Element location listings
____
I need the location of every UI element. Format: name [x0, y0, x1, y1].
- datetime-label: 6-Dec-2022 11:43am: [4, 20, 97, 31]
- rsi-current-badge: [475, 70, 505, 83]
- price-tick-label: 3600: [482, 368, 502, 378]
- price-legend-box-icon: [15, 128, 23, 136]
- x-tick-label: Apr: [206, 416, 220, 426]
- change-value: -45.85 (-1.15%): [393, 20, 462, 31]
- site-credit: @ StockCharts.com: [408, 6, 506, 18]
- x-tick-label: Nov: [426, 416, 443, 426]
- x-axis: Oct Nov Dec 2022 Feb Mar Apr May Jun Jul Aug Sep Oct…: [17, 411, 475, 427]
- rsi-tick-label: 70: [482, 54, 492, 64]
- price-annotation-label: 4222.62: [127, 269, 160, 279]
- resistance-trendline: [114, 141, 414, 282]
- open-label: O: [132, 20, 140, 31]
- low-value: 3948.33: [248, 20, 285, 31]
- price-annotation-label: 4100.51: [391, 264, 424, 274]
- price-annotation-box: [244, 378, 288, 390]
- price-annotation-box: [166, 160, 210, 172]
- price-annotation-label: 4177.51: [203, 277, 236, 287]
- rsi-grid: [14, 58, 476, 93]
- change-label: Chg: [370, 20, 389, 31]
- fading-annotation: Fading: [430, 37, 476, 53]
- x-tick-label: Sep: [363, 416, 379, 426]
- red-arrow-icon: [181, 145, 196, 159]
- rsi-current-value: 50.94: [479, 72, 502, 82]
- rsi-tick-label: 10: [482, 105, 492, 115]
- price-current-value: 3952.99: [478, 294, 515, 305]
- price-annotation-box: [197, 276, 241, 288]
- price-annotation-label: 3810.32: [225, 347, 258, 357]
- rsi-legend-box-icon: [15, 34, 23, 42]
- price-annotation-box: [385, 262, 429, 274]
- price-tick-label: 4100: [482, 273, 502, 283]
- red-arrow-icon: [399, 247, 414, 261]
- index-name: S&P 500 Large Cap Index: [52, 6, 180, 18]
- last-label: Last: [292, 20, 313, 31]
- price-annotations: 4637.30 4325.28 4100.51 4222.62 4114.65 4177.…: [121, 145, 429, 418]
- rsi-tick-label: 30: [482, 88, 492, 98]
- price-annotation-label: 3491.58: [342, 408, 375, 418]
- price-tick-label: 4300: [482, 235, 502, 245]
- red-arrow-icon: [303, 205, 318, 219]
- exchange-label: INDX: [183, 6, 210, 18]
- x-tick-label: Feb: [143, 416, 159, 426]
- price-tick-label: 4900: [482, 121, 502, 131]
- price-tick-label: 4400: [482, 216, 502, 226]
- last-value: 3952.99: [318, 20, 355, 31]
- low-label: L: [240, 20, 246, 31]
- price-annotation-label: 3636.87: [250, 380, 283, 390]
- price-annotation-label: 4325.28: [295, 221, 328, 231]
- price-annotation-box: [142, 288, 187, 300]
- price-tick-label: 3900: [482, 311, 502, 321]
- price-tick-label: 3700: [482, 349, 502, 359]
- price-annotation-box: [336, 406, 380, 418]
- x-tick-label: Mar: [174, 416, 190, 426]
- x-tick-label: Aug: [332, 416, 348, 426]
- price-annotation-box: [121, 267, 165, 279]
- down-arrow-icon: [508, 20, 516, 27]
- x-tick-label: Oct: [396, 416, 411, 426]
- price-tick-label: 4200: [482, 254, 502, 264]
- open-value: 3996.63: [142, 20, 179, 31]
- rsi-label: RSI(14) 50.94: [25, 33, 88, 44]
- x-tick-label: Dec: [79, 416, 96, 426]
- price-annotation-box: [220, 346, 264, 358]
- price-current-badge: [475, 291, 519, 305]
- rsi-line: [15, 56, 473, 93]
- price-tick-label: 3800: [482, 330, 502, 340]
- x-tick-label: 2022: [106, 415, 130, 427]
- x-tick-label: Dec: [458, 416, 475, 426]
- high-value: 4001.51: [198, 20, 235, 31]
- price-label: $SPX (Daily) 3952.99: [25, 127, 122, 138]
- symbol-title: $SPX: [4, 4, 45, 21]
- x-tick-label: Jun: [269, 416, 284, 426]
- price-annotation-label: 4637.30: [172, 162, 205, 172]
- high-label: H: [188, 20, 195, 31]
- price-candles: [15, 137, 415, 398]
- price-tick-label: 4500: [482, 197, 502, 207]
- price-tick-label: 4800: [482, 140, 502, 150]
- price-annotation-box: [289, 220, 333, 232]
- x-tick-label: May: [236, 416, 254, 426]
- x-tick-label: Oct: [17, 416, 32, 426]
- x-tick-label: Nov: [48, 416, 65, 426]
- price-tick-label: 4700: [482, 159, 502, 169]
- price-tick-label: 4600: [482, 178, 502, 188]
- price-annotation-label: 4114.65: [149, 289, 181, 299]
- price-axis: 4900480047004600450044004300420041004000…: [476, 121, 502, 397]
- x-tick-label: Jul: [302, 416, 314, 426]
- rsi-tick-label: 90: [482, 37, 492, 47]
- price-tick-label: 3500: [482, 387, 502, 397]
____
Copy the rows verbatim, starting at the first row and ending at the line that contains "- exchange-label: INDX: [183, 6, 210, 18]".

I need the location of every UI element. Format: name [x0, y0, x1, y1].
- datetime-label: 6-Dec-2022 11:43am: [4, 20, 97, 31]
- rsi-current-badge: [475, 70, 505, 83]
- price-tick-label: 3600: [482, 368, 502, 378]
- price-legend-box-icon: [15, 128, 23, 136]
- x-tick-label: Apr: [206, 416, 220, 426]
- change-value: -45.85 (-1.15%): [393, 20, 462, 31]
- site-credit: @ StockCharts.com: [408, 6, 506, 18]
- x-tick-label: Nov: [426, 416, 443, 426]
- x-axis: Oct Nov Dec 2022 Feb Mar Apr May Jun Jul Aug Sep Oct…: [17, 411, 475, 427]
- rsi-tick-label: 70: [482, 54, 492, 64]
- price-annotation-label: 4222.62: [127, 269, 160, 279]
- resistance-trendline: [114, 141, 414, 282]
- open-label: O: [132, 20, 140, 31]
- low-value: 3948.33: [248, 20, 285, 31]
- price-annotation-label: 4100.51: [391, 264, 424, 274]
- price-annotation-box: [244, 378, 288, 390]
- price-annotation-box: [166, 160, 210, 172]
- price-annotation-label: 4177.51: [203, 277, 236, 287]
- rsi-grid: [14, 58, 476, 93]
- change-label: Chg: [370, 20, 389, 31]
- fading-annotation: Fading: [430, 37, 476, 53]
- x-tick-label: Sep: [363, 416, 379, 426]
- red-arrow-icon: [181, 145, 196, 159]
- rsi-current-value: 50.94: [479, 72, 502, 82]
- rsi-tick-label: 10: [482, 105, 492, 115]
- price-current-value: 3952.99: [478, 294, 515, 305]
- price-annotation-box: [197, 276, 241, 288]
- price-annotation-label: 3810.32: [225, 347, 258, 357]
- rsi-legend-box-icon: [15, 34, 23, 42]
- price-annotation-box: [385, 262, 429, 274]
- price-tick-label: 4100: [482, 273, 502, 283]
- red-arrow-icon: [399, 247, 414, 261]
- index-name: S&P 500 Large Cap Index: [52, 6, 180, 18]
- last-label: Last: [292, 20, 313, 31]
- price-annotations: 4637.30 4325.28 4100.51 4222.62 4114.65 4177.…: [121, 145, 429, 418]
- rsi-tick-label: 30: [482, 88, 492, 98]
- price-annotation-label: 3491.58: [342, 408, 375, 418]
- price-tick-label: 4300: [482, 235, 502, 245]
- red-arrow-icon: [303, 205, 318, 219]
- exchange-label: INDX: [183, 6, 210, 18]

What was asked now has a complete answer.